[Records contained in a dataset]
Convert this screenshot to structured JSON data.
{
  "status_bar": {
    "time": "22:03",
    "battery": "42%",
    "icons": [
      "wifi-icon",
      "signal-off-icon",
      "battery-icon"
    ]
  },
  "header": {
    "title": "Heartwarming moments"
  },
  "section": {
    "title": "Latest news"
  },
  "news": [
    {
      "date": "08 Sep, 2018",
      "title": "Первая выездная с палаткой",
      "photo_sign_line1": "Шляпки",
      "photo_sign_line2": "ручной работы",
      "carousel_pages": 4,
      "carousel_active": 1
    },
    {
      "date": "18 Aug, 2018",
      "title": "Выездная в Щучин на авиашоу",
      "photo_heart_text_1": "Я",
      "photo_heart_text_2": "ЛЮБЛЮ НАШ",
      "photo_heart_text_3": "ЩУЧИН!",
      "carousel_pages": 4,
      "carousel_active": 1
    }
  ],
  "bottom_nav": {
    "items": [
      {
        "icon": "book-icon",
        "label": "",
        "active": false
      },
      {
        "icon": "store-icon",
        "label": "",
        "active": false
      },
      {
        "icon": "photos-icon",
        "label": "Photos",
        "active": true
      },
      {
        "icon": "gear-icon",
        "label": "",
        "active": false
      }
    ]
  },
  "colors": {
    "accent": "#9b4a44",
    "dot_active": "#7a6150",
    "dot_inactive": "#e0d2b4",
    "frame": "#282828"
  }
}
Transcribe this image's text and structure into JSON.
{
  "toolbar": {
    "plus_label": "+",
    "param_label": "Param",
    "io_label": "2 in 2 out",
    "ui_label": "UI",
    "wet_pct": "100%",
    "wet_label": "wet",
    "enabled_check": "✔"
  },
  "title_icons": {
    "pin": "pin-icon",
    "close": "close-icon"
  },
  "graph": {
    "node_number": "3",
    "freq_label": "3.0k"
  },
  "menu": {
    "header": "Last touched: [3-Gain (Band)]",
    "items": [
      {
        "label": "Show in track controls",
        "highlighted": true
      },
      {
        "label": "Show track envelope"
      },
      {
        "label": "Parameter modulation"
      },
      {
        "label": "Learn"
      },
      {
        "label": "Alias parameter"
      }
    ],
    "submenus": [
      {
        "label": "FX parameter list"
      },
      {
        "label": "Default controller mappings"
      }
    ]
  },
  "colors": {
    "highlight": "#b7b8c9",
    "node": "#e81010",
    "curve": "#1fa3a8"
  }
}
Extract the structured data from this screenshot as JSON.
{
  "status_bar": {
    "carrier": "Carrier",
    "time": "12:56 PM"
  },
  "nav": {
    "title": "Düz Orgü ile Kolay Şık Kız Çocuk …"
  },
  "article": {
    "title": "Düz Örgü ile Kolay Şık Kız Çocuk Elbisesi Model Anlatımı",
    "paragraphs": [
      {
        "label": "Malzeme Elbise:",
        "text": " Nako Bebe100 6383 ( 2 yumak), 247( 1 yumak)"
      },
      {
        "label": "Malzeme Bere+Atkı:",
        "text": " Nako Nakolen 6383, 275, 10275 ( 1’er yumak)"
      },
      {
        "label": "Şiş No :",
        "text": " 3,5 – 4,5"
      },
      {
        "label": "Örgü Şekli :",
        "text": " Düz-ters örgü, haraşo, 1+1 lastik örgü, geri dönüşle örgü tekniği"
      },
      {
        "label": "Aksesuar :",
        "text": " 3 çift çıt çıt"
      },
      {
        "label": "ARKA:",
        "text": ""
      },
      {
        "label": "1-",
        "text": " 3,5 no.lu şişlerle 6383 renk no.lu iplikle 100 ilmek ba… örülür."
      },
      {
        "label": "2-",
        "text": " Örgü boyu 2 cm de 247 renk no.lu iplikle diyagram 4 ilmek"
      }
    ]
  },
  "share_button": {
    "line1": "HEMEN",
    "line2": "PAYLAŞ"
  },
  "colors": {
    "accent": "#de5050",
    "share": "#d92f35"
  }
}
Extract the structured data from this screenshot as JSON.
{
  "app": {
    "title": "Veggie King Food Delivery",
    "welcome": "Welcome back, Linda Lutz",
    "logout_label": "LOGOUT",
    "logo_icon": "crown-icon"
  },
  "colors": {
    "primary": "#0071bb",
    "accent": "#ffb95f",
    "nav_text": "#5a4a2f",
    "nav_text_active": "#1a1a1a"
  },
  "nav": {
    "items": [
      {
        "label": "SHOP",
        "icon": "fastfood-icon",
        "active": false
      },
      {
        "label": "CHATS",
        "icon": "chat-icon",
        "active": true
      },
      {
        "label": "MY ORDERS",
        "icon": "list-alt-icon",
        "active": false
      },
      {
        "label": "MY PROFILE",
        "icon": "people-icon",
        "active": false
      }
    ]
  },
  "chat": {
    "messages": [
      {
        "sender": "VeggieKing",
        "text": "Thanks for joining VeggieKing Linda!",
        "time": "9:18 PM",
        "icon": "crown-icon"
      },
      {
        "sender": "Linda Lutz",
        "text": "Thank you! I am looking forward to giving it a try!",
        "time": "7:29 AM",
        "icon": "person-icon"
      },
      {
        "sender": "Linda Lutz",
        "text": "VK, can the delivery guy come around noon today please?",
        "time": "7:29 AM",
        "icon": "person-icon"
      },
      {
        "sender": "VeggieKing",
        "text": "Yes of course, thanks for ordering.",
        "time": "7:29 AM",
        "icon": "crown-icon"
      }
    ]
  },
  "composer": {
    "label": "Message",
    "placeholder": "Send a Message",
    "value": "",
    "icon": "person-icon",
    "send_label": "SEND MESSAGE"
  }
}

Exercise task: Reproduce every record above exactly as it appears.

The completed task:
Convert this screenshot to structured JSON data.
{
  "status_bar": {
    "time": "22:03",
    "battery": "42%",
    "icons": [
      "wifi-icon",
      "signal-off-icon",
      "battery-icon"
    ]
  },
  "header": {
    "title": "Heartwarming moments"
  },
  "section": {
    "title": "Latest news"
  },
  "news": [
    {
      "date": "08 Sep, 2018",
      "title": "Первая выездная с палаткой",
      "photo_sign_line1": "Шляпки",
      "photo_sign_line2": "ручной работы",
      "carousel_pages": 4,
      "carousel_active": 1
    },
    {
      "date": "18 Aug, 2018",
      "title": "Выездная в Щучин на авиашоу",
      "photo_heart_text_1": "Я",
      "photo_heart_text_2": "ЛЮБЛЮ НАШ",
      "photo_heart_text_3": "ЩУЧИН!",
      "carousel_pages": 4,
      "carousel_active": 1
    }
  ],
  "bottom_nav": {
    "items": [
      {
        "icon": "book-icon",
        "label": "",
        "active": false
      },
      {
        "icon": "store-icon",
        "label": "",
        "active": false
      },
      {
        "icon": "photos-icon",
        "label": "Photos",
        "active": true
      },
      {
        "icon": "gear-icon",
        "label": "",
        "active": false
      }
    ]
  },
  "colors": {
    "accent": "#9b4a44",
    "dot_active": "#7a6150",
    "dot_inactive": "#e0d2b4",
    "frame": "#282828"
  }
}
Transcribe this image's text and structure into JSON.
{
  "toolbar": {
    "plus_label": "+",
    "param_label": "Param",
    "io_label": "2 in 2 out",
    "ui_label": "UI",
    "wet_pct": "100%",
    "wet_label": "wet",
    "enabled_check": "✔"
  },
  "title_icons": {
    "pin": "pin-icon",
    "close": "close-icon"
  },
  "graph": {
    "node_number": "3",
    "freq_label": "3.0k"
  },
  "menu": {
    "header": "Last touched: [3-Gain (Band)]",
    "items": [
      {
        "label": "Show in track controls",
        "highlighted": true
      },
      {
        "label": "Show track envelope"
      },
      {
        "label": "Parameter modulation"
      },
      {
        "label": "Learn"
      },
      {
        "label": "Alias parameter"
      }
    ],
    "submenus": [
      {
        "label": "FX parameter list"
      },
      {
        "label": "Default controller mappings"
      }
    ]
  },
  "colors": {
    "highlight": "#b7b8c9",
    "node": "#e81010",
    "curve": "#1fa3a8"
  }
}
Extract the structured data from this screenshot as JSON.
{
  "status_bar": {
    "carrier": "Carrier",
    "time": "12:56 PM"
  },
  "nav": {
    "title": "Düz Orgü ile Kolay Şık Kız Çocuk …"
  },
  "article": {
    "title": "Düz Örgü ile Kolay Şık Kız Çocuk Elbisesi Model Anlatımı",
    "paragraphs": [
      {
        "label": "Malzeme Elbise:",
        "text": " Nako Bebe100 6383 ( 2 yumak), 247( 1 yumak)"
      },
      {
        "label": "Malzeme Bere+Atkı:",
        "text": " Nako Nakolen 6383, 275, 10275 ( 1’er yumak)"
      },
      {
        "label": "Şiş No :",
        "text": " 3,5 – 4,5"
      },
      {
        "label": "Örgü Şekli :",
        "text": " Düz-ters örgü, haraşo, 1+1 lastik örgü, geri dönüşle örgü tekniği"
      },
      {
        "label": "Aksesuar :",
        "text": " 3 çift çıt çıt"
      },
      {
        "label": "ARKA:",
        "text": ""
      },
      {
        "label": "1-",
        "text": " 3,5 no.lu şişlerle 6383 renk no.lu iplikle 100 ilmek ba… örülür."
      },
      {
        "label": "2-",
        "text": " Örgü boyu 2 cm de 247 renk no.lu iplikle diyagram 4 ilmek"
      }
    ]
  },
  "share_button": {
    "line1": "HEMEN",
    "line2": "PAYLAŞ"
  },
  "colors": {
    "accent": "#de5050",
    "share": "#d92f35"
  }
}
Extract the structured data from this screenshot as JSON.
{
  "app": {
    "title": "Veggie King Food Delivery",
    "welcome": "Welcome back, Linda Lutz",
    "logout_label": "LOGOUT",
    "logo_icon": "crown-icon"
  },
  "colors": {
    "primary": "#0071bb",
    "accent": "#ffb95f",
    "nav_text": "#5a4a2f",
    "nav_text_active": "#1a1a1a"
  },
  "nav": {
    "items": [
      {
        "label": "SHOP",
        "icon": "fastfood-icon",
        "active": false
      },
      {
        "label": "CHATS",
        "icon": "chat-icon",
        "active": true
      },
      {
        "label": "MY ORDERS",
        "icon": "list-alt-icon",
        "active": false
      },
      {
        "label": "MY PROFILE",
        "icon": "people-icon",
        "active": false
      }
    ]
  },
  "chat": {
    "messages": [
      {
        "sender": "VeggieKing",
        "text": "Thanks for joining VeggieKing Linda!",
        "time": "9:18 PM",
        "icon": "crown-icon"
      },
      {
        "sender": "Linda Lutz",
        "text": "Thank you! I am looking forward to giving it a try!",
        "time": "7:29 AM",
        "icon": "person-icon"
      },
      {
        "sender": "Linda Lutz",
        "text": "VK, can the delivery guy come around noon today please?",
        "time": "7:29 AM",
        "icon": "person-icon"
      },
      {
        "sender": "VeggieKing",
        "text": "Yes of course, thanks for ordering.",
        "time": "7:29 AM",
        "icon": "crown-icon"
      }
    ]
  },
  "composer": {
    "label": "Message",
    "placeholder": "Send a Message",
    "value": "",
    "icon": "person-icon",
    "send_label": "SEND MESSAGE"
  }
}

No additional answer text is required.